▸ SHORT TASK: Copy each line where the word "this" occurs.

(Dataset items)
• • • • •

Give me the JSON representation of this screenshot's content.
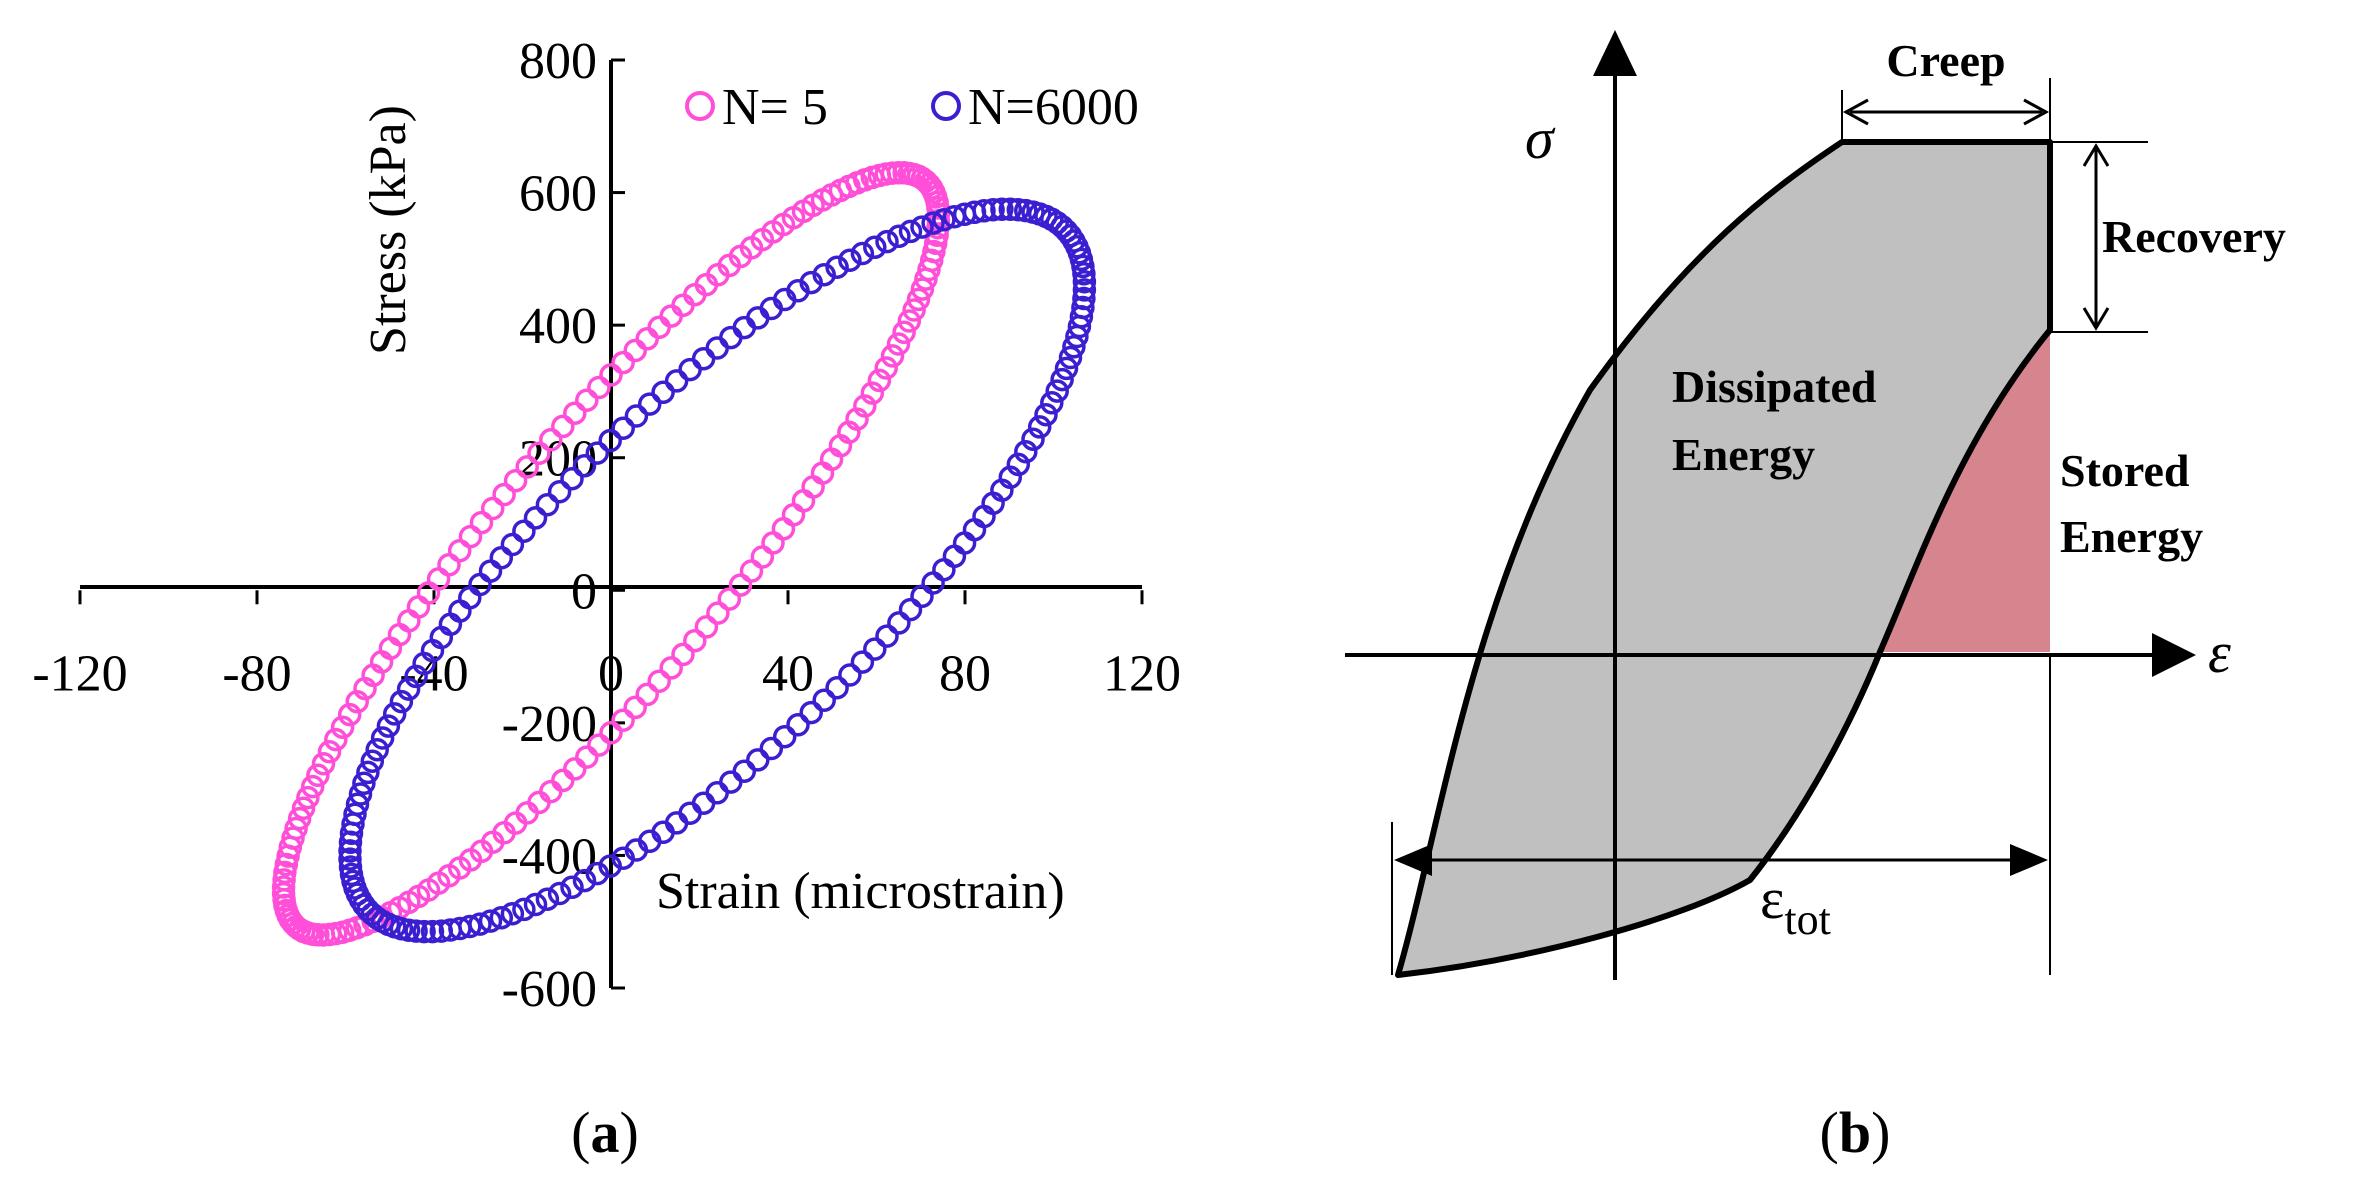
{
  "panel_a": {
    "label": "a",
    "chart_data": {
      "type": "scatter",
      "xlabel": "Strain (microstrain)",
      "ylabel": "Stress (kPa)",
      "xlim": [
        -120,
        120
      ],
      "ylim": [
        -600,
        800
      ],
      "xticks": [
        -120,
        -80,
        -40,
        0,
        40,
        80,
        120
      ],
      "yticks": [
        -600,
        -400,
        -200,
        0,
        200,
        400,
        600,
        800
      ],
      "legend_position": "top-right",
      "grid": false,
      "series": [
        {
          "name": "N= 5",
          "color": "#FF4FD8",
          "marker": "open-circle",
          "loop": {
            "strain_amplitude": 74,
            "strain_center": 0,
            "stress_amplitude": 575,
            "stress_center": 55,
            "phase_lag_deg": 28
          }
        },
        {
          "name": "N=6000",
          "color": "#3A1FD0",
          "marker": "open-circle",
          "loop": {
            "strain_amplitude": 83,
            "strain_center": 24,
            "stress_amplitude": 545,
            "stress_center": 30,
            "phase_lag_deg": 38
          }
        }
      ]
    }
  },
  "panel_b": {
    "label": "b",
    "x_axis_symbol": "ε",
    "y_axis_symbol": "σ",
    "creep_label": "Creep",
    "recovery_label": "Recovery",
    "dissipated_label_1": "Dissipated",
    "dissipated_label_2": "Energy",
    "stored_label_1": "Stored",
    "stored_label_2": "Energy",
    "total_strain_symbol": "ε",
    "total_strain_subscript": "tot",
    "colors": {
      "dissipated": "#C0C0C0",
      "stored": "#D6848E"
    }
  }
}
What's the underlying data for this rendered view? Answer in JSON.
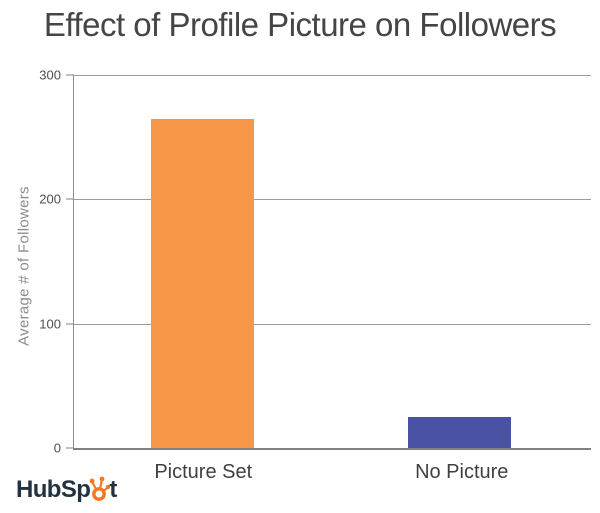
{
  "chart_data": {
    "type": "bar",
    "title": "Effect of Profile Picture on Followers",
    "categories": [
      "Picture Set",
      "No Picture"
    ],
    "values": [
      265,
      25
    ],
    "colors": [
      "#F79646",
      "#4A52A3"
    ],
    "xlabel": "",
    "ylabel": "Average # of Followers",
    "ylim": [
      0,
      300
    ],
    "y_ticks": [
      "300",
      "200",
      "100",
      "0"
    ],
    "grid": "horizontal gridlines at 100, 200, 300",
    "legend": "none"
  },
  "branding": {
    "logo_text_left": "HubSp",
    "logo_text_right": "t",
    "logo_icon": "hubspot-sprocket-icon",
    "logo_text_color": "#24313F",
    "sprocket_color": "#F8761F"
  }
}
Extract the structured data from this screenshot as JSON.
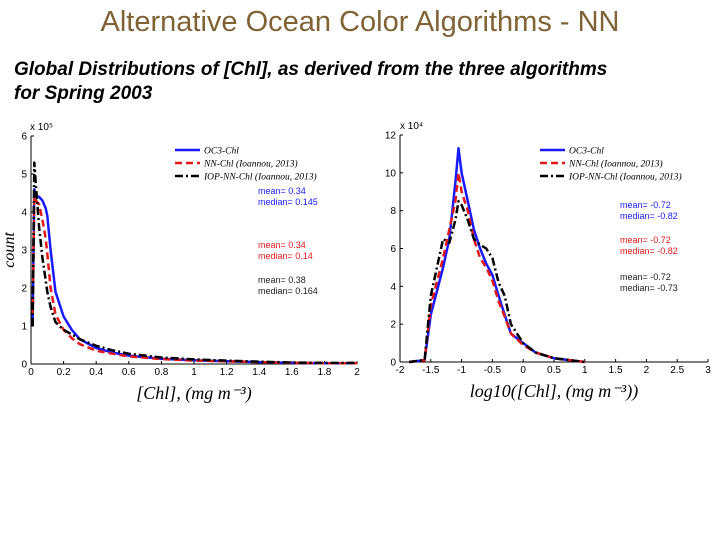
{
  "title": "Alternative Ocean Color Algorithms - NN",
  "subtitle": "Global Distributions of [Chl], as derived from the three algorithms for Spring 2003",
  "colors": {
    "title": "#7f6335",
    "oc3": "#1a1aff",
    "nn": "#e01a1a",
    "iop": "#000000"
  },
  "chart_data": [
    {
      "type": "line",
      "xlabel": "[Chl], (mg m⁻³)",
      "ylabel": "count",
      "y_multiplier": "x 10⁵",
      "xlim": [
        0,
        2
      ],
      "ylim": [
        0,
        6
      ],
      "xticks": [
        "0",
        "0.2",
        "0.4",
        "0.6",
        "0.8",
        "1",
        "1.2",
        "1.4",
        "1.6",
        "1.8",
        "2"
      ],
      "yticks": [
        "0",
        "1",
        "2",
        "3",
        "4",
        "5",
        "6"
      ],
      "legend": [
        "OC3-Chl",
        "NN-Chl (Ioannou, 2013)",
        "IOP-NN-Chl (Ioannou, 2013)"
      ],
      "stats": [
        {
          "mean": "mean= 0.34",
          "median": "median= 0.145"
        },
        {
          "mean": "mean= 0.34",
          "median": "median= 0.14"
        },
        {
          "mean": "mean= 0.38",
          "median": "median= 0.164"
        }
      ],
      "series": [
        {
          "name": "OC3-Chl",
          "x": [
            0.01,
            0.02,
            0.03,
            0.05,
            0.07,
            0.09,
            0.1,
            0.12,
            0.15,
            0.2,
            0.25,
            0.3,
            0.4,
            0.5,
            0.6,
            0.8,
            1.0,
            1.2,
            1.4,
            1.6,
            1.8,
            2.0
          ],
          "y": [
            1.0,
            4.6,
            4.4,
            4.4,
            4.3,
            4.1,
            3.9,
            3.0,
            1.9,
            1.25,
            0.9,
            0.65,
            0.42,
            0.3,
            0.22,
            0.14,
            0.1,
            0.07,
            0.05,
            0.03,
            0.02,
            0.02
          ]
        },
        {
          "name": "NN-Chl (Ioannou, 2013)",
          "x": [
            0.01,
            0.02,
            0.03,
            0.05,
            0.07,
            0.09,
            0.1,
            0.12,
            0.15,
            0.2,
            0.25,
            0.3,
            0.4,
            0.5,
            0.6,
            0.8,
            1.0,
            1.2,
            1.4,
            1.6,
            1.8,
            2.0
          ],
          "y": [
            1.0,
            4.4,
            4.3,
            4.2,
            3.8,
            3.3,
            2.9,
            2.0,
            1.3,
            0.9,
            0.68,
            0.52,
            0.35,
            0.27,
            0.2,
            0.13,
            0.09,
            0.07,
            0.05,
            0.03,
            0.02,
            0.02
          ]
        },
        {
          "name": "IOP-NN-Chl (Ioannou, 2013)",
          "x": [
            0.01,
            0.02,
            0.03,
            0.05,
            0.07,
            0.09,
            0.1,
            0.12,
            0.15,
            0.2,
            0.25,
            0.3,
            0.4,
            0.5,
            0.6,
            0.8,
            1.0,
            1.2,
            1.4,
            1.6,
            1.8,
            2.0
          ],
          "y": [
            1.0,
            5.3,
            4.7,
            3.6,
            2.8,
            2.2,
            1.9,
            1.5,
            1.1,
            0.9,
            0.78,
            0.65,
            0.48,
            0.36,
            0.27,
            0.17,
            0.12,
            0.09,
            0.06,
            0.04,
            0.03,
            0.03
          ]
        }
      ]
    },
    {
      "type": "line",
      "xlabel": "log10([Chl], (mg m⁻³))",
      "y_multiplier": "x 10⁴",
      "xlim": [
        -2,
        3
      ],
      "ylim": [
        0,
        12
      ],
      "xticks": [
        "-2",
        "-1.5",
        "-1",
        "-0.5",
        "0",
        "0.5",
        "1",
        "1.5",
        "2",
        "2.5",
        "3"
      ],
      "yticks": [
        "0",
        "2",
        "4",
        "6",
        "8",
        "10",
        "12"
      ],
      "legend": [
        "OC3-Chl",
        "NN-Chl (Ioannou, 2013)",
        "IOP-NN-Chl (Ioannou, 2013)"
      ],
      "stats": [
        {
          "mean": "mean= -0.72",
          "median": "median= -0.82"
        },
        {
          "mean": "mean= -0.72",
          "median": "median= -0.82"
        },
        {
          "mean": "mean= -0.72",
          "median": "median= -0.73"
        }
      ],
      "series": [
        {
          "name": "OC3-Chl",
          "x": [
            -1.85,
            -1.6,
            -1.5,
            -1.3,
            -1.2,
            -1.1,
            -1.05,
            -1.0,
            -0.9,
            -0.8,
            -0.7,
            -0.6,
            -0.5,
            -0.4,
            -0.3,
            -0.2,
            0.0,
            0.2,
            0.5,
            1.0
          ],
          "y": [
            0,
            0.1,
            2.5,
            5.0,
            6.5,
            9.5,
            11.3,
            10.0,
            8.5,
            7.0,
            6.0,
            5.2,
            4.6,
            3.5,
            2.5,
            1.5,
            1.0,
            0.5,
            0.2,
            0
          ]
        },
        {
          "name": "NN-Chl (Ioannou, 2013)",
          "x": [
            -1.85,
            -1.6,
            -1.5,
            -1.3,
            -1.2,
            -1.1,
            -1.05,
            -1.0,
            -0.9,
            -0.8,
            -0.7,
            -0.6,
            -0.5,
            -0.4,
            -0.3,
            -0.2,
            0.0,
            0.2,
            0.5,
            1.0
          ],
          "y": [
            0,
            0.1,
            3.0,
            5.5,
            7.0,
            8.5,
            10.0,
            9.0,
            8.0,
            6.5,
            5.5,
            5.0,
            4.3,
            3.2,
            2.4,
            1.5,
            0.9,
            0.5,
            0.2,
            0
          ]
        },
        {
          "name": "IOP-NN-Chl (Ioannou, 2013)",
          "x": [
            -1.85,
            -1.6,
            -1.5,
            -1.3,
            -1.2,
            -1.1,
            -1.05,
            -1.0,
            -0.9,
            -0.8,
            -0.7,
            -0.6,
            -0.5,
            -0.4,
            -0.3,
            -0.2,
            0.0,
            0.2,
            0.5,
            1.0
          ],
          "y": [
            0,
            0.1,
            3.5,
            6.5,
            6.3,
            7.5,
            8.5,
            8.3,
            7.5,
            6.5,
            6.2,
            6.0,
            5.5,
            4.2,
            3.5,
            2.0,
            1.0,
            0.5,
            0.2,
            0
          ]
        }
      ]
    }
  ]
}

• • • • •

▸ TASK SOLUTION:
Give me the JSON representation of this screenshot's content.
What's the underlying data for this rendered view? Answer in JSON.
Extract the structured data from this screenshot as JSON.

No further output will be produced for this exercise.